What the task asks:
Scan the lines below; pull out those with "Imam".

Record extracts:

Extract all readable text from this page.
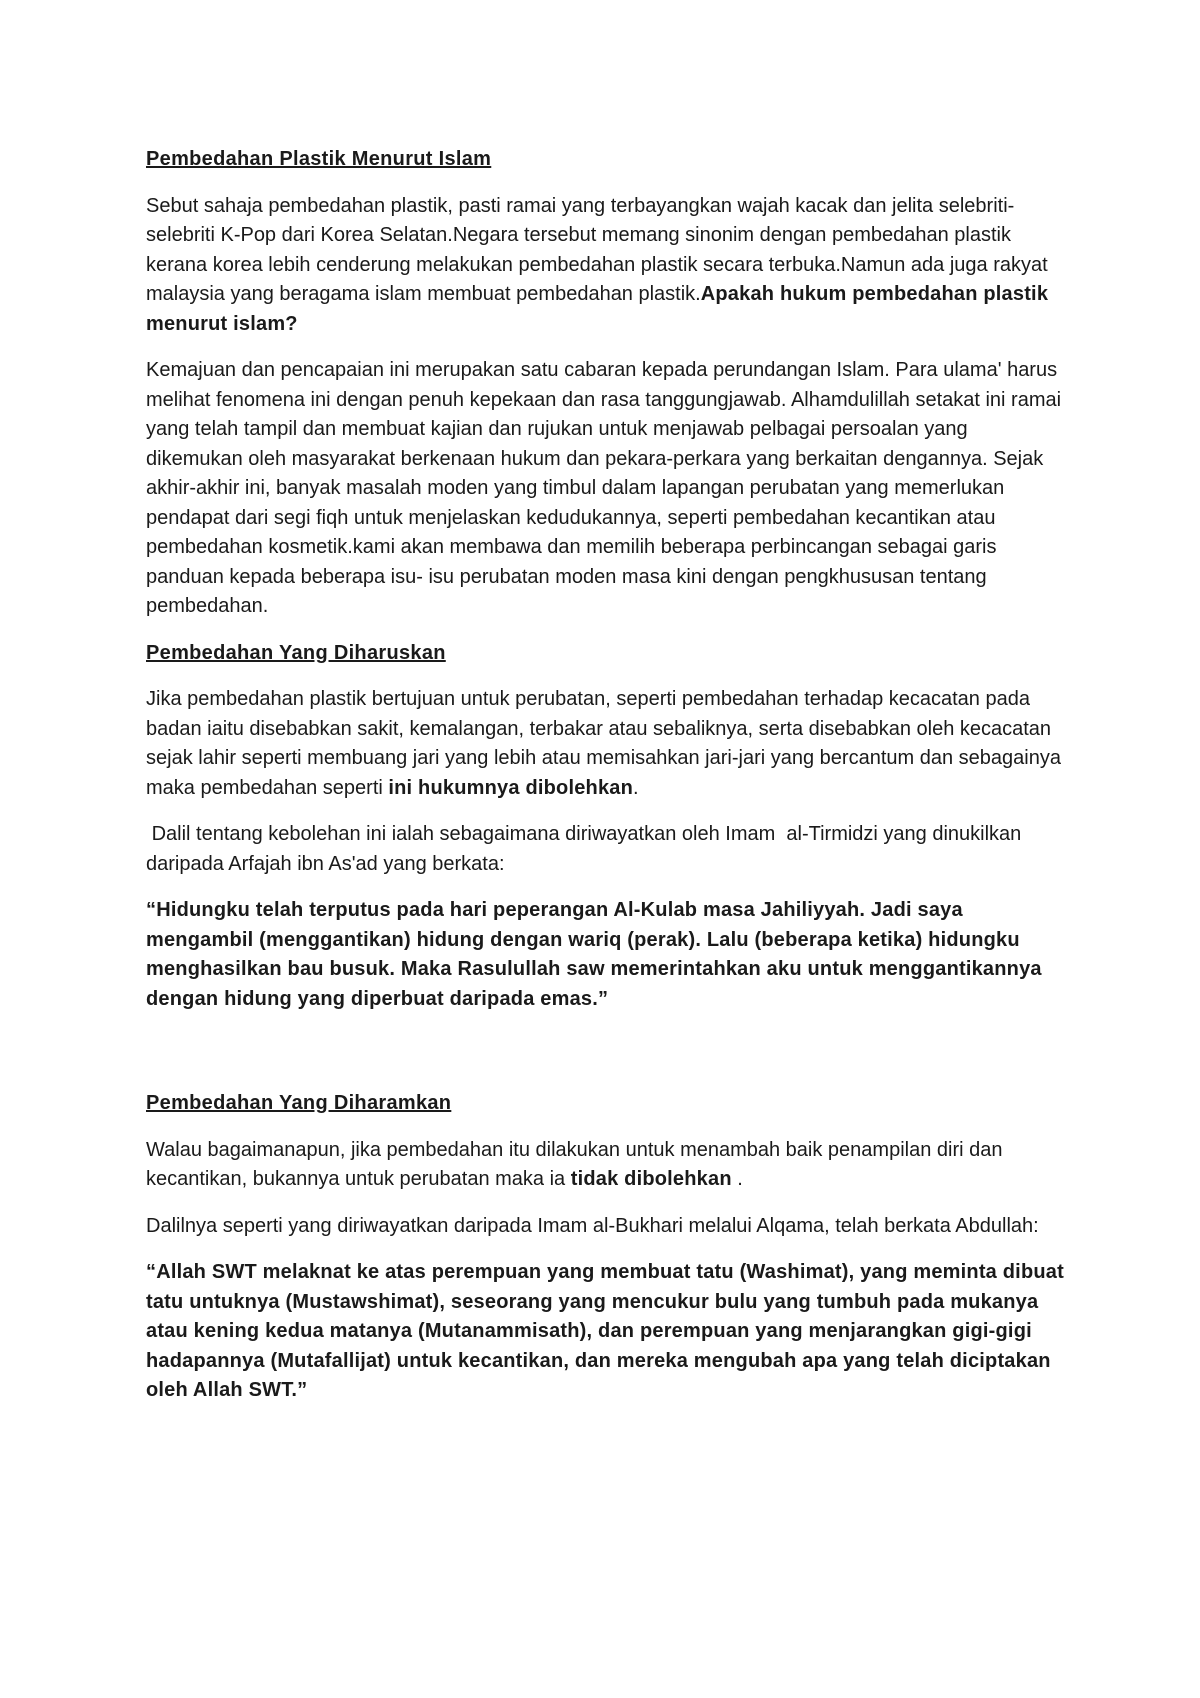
Pembedahan Plastik Menurut Islam
Sebut sahaja pembedahan plastik, pasti ramai yang terbayangkan wajah kacak dan jelita selebriti-selebriti K-Pop dari Korea Selatan.Negara tersebut memang sinonim dengan pembedahan plastik kerana korea lebih cenderung melakukan pembedahan plastik secara terbuka.Namun ada juga rakyat malaysia yang beragama islam membuat pembedahan plastik.Apakah hukum pembedahan plastik menurut islam?
Kemajuan dan pencapaian ini merupakan satu cabaran kepada perundangan Islam. Para ulama' harus melihat fenomena ini dengan penuh kepekaan dan rasa tanggungjawab. Alhamdulillah setakat ini ramai yang telah tampil dan membuat kajian dan rujukan untuk menjawab pelbagai persoalan yang dikemukan oleh masyarakat berkenaan hukum dan pekara-perkara yang berkaitan dengannya. Sejak akhir-akhir ini, banyak masalah moden yang timbul dalam lapangan perubatan yang memerlukan pendapat dari segi fiqh untuk menjelaskan kedudukannya, seperti pembedahan kecantikan atau pembedahan kosmetik.kami akan membawa dan memilih beberapa perbincangan sebagai garis panduan kepada beberapa isu- isu perubatan moden masa kini dengan pengkhususan tentang pembedahan.
Pembedahan Yang Diharuskan
Jika pembedahan plastik bertujuan untuk perubatan, seperti pembedahan terhadap kecacatan pada badan iaitu disebabkan sakit, kemalangan, terbakar atau sebaliknya, serta disebabkan oleh kecacatan sejak lahir seperti membuang jari yang lebih atau memisahkan jari-jari yang bercantum dan sebagainya maka pembedahan seperti ini hukumnya dibolehkan.
Dalil tentang kebolehan ini ialah sebagaimana diriwayatkan oleh Imam  al-Tirmidzi yang dinukilkan daripada Arfajah ibn As'ad yang berkata:
“Hidungku telah terputus pada hari peperangan Al-Kulab masa Jahiliyyah. Jadi saya mengambil (menggantikan) hidung dengan wariq (perak). Lalu (beberapa ketika) hidungku menghasilkan bau busuk. Maka Rasulullah saw memerintahkan aku untuk menggantikannya dengan hidung yang diperbuat daripada emas.”
Pembedahan Yang Diharamkan
Walau bagaimanapun, jika pembedahan itu dilakukan untuk menambah baik penampilan diri dan kecantikan, bukannya untuk perubatan maka ia tidak dibolehkan .
Dalilnya seperti yang diriwayatkan daripada Imam al-Bukhari melalui Alqama, telah berkata Abdullah:
“Allah SWT melaknat ke atas perempuan yang membuat tatu (Washimat), yang meminta dibuat tatu untuknya (Mustawshimat), seseorang yang mencukur bulu yang tumbuh pada mukanya atau kening kedua matanya (Mutanammisath), dan perempuan yang menjarangkan gigi-gigi hadapannya (Mutafallijat) untuk kecantikan, dan mereka mengubah apa yang telah diciptakan oleh Allah SWT.”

Solution to the problem:
Dalil tentang kebolehan ini ialah sebagaimana diriwayatkan oleh Imam  al-Tirmidzi yang dinukilkan daripada Arfajah ibn As'ad yang berkata:
Dalilnya seperti yang diriwayatkan daripada Imam al-Bukhari melalui Alqama, telah berkata Abdullah:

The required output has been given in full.